━━ Dataset extract ━━
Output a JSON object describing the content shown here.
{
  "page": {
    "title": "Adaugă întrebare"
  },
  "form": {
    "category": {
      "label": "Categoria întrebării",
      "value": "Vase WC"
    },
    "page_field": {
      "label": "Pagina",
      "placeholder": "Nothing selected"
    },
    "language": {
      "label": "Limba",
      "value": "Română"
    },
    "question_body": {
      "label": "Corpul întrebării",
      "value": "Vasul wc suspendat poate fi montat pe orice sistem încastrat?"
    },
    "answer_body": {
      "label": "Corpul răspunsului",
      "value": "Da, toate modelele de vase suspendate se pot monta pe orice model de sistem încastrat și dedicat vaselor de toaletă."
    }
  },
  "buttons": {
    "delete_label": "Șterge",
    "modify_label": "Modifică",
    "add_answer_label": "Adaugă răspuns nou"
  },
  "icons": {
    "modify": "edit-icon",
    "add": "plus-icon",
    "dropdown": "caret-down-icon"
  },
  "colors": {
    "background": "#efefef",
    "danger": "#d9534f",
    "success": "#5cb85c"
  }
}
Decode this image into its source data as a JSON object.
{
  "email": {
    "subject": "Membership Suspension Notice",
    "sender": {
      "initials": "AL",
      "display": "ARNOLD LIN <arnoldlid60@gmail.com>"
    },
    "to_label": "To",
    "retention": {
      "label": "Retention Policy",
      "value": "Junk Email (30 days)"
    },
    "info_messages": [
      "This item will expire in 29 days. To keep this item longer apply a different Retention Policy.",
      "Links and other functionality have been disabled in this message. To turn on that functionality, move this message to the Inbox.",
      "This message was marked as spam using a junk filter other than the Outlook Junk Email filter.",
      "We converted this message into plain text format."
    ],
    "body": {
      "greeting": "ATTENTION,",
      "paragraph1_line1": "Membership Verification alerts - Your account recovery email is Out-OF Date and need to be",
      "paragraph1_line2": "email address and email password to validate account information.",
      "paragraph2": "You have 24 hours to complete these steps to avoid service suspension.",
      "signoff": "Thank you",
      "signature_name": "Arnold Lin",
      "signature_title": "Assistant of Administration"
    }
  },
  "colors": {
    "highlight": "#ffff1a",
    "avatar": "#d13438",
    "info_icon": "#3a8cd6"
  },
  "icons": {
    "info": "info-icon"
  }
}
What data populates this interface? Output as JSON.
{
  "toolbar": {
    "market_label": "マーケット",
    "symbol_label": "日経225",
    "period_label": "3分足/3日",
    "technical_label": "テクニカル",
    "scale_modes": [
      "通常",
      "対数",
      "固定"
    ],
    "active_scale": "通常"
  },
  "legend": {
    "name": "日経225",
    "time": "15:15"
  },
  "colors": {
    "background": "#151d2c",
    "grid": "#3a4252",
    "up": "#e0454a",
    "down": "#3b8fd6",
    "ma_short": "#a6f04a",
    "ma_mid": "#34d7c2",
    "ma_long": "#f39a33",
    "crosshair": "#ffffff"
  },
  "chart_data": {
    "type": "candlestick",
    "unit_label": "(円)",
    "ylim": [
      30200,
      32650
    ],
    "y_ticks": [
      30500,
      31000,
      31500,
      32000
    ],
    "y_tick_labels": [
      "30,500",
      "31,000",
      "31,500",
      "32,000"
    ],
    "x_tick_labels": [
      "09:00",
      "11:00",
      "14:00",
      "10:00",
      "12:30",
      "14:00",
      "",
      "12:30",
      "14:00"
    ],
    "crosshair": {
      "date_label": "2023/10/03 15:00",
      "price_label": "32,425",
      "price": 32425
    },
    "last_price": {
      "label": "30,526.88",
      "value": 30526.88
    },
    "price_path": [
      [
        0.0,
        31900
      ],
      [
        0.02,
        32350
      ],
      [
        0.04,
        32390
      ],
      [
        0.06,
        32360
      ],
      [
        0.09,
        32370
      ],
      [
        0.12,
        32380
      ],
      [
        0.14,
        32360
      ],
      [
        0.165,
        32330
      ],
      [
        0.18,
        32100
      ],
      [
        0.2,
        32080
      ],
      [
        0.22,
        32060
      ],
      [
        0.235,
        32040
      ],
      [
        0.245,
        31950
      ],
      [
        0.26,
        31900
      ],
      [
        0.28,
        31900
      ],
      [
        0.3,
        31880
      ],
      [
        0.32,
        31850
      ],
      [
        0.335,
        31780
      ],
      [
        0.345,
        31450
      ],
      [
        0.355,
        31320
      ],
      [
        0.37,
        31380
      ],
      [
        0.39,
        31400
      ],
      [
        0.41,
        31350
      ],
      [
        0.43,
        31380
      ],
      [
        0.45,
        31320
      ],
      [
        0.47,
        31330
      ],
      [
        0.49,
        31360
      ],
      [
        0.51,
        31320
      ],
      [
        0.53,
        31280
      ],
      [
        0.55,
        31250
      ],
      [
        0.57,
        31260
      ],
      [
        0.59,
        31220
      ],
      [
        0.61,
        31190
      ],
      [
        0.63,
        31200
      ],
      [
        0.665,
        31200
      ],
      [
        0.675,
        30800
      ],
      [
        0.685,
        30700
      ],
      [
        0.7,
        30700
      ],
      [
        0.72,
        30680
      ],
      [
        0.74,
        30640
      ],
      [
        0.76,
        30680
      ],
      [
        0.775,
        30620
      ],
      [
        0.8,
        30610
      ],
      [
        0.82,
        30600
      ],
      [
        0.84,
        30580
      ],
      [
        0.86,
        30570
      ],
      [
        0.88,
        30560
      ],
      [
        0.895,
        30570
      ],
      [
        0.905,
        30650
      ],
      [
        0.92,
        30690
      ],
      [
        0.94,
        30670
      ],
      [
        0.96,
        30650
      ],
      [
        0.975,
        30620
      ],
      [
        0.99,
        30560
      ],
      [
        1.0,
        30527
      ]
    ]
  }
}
━━━
#### Written exercise
Copy out every line from the data above that has "Corpul" in it.

#### Answer in full
      "label": "Corpul întrebării",
      "label": "Corpul răspunsului",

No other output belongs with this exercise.